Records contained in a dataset
○ ○ ○ ○
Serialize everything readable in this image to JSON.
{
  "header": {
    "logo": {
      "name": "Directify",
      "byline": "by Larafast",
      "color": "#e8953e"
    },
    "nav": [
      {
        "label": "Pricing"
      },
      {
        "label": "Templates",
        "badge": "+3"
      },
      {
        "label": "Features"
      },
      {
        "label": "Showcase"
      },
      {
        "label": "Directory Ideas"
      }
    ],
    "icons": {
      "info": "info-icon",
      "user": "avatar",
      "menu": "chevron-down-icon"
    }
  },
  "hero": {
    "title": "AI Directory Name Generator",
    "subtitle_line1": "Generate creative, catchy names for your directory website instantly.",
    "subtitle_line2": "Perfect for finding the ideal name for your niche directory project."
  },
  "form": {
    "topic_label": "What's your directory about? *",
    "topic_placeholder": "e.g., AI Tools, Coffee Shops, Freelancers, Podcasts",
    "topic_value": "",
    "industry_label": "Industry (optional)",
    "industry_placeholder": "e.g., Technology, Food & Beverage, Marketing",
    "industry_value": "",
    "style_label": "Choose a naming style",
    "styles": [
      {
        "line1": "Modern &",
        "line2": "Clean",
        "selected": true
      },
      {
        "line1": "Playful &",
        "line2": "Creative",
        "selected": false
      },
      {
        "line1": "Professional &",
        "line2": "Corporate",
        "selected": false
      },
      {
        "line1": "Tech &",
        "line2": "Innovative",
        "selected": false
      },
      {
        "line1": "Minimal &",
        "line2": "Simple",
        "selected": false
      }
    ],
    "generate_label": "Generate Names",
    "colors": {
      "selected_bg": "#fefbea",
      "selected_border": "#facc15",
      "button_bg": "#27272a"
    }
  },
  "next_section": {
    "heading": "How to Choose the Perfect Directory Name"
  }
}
○ ○ ○ ○
* [Instructions for the task]: Print every record above exactly as written.

* [Exercise result]:
Serialize everything readable in this image to JSON.
{
  "header": {
    "logo": {
      "name": "Directify",
      "byline": "by Larafast",
      "color": "#e8953e"
    },
    "nav": [
      {
        "label": "Pricing"
      },
      {
        "label": "Templates",
        "badge": "+3"
      },
      {
        "label": "Features"
      },
      {
        "label": "Showcase"
      },
      {
        "label": "Directory Ideas"
      }
    ],
    "icons": {
      "info": "info-icon",
      "user": "avatar",
      "menu": "chevron-down-icon"
    }
  },
  "hero": {
    "title": "AI Directory Name Generator",
    "subtitle_line1": "Generate creative, catchy names for your directory website instantly.",
    "subtitle_line2": "Perfect for finding the ideal name for your niche directory project."
  },
  "form": {
    "topic_label": "What's your directory about? *",
    "topic_placeholder": "e.g., AI Tools, Coffee Shops, Freelancers, Podcasts",
    "topic_value": "",
    "industry_label": "Industry (optional)",
    "industry_placeholder": "e.g., Technology, Food & Beverage, Marketing",
    "industry_value": "",
    "style_label": "Choose a naming style",
    "styles": [
      {
        "line1": "Modern &",
        "line2": "Clean",
        "selected": true
      },
      {
        "line1": "Playful &",
        "line2": "Creative",
        "selected": false
      },
      {
        "line1": "Professional &",
        "line2": "Corporate",
        "selected": false
      },
      {
        "line1": "Tech &",
        "line2": "Innovative",
        "selected": false
      },
      {
        "line1": "Minimal &",
        "line2": "Simple",
        "selected": false
      }
    ],
    "generate_label": "Generate Names",
    "colors": {
      "selected_bg": "#fefbea",
      "selected_border": "#facc15",
      "button_bg": "#27272a"
    }
  },
  "next_section": {
    "heading": "How to Choose the Perfect Directory Name"
  }
}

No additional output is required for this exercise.